### INPUT MATERIAL

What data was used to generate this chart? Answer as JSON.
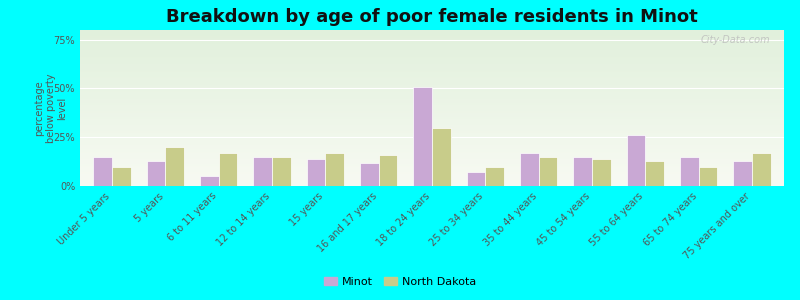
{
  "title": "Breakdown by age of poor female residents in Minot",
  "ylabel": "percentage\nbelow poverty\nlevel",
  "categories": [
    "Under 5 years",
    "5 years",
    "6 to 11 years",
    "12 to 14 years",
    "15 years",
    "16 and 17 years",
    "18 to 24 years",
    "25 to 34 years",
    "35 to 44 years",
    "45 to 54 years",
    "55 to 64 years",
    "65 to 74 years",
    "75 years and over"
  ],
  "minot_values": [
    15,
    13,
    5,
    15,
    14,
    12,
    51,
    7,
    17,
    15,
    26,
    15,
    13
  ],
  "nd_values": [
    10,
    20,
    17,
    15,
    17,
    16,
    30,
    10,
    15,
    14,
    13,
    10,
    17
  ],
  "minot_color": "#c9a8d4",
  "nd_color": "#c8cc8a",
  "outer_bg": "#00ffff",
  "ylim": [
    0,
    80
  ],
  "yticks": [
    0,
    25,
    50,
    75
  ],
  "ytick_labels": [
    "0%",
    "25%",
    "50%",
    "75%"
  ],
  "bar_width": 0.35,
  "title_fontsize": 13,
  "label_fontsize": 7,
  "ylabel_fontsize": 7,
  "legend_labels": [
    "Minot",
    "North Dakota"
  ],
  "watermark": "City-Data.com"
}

### TASK TO COMPLETE
Transcribe all the records above word for word, without their images.

### PROBLEM SOLUTION
What data was used to generate this chart? Answer as JSON.
{
  "title": "Breakdown by age of poor female residents in Minot",
  "ylabel": "percentage\nbelow poverty\nlevel",
  "categories": [
    "Under 5 years",
    "5 years",
    "6 to 11 years",
    "12 to 14 years",
    "15 years",
    "16 and 17 years",
    "18 to 24 years",
    "25 to 34 years",
    "35 to 44 years",
    "45 to 54 years",
    "55 to 64 years",
    "65 to 74 years",
    "75 years and over"
  ],
  "minot_values": [
    15,
    13,
    5,
    15,
    14,
    12,
    51,
    7,
    17,
    15,
    26,
    15,
    13
  ],
  "nd_values": [
    10,
    20,
    17,
    15,
    17,
    16,
    30,
    10,
    15,
    14,
    13,
    10,
    17
  ],
  "minot_color": "#c9a8d4",
  "nd_color": "#c8cc8a",
  "outer_bg": "#00ffff",
  "ylim": [
    0,
    80
  ],
  "yticks": [
    0,
    25,
    50,
    75
  ],
  "ytick_labels": [
    "0%",
    "25%",
    "50%",
    "75%"
  ],
  "bar_width": 0.35,
  "title_fontsize": 13,
  "label_fontsize": 7,
  "ylabel_fontsize": 7,
  "legend_labels": [
    "Minot",
    "North Dakota"
  ],
  "watermark": "City-Data.com"
}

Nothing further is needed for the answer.